■ Written exercise
Find every line in the records below that holds the word "name", and copy it out.

■ Given entries
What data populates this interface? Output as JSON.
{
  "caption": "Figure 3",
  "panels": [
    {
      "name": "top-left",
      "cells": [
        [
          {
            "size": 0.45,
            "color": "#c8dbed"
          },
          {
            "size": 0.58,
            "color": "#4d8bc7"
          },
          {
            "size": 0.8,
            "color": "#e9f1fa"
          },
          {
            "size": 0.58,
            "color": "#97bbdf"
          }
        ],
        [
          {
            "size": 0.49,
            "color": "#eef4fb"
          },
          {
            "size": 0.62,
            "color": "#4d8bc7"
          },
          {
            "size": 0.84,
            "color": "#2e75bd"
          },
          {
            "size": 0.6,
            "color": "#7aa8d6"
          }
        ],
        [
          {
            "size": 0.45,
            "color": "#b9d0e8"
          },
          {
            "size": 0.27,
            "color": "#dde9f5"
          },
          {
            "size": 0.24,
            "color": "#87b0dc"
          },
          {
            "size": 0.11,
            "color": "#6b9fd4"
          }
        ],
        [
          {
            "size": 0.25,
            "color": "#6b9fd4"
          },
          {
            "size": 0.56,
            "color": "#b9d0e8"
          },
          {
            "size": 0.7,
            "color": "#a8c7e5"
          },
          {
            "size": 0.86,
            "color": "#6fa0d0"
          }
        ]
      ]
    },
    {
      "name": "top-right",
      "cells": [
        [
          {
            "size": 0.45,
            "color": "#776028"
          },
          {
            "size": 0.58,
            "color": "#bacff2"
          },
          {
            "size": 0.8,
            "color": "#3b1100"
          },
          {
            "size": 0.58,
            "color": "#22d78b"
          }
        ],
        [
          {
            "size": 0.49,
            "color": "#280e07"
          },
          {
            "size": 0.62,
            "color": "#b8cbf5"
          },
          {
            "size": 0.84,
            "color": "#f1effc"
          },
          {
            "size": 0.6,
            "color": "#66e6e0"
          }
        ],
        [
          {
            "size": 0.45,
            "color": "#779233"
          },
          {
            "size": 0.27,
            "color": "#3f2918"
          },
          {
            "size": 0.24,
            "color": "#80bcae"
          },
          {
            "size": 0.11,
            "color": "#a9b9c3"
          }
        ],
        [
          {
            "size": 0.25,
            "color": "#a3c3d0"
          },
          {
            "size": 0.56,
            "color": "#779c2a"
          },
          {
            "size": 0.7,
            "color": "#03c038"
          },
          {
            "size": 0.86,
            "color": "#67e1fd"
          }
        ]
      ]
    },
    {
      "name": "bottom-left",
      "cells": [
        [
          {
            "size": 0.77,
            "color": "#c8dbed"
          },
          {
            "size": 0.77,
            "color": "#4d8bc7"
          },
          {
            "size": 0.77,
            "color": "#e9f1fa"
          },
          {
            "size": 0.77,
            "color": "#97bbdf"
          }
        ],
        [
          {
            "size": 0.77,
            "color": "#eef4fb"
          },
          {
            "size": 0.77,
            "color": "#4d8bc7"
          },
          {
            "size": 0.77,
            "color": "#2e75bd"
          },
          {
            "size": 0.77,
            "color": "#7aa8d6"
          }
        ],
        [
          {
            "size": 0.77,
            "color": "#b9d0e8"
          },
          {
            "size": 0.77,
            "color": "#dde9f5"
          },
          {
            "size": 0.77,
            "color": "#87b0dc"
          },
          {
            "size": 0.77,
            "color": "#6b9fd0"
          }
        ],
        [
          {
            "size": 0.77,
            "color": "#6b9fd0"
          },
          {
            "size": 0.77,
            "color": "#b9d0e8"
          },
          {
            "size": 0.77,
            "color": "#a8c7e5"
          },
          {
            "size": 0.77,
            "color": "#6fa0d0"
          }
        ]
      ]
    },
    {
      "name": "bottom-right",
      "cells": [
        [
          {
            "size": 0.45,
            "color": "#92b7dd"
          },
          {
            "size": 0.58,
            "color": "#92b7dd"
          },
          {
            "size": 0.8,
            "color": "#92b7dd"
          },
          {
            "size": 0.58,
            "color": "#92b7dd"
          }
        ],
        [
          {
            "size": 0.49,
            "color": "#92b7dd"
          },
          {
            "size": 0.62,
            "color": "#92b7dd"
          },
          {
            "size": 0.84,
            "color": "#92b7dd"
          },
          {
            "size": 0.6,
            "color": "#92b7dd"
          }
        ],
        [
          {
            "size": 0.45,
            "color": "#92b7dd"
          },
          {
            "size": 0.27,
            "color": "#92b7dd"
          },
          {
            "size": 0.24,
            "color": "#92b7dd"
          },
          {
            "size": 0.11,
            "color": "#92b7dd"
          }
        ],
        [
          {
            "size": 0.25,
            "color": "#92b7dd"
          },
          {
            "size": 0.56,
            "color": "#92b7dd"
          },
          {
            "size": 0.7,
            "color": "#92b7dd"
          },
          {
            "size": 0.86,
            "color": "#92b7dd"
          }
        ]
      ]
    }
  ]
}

■ Task answer
      "name": "top-left",
      "name": "top-right",
      "name": "bottom-left",
      "name": "bottom-right",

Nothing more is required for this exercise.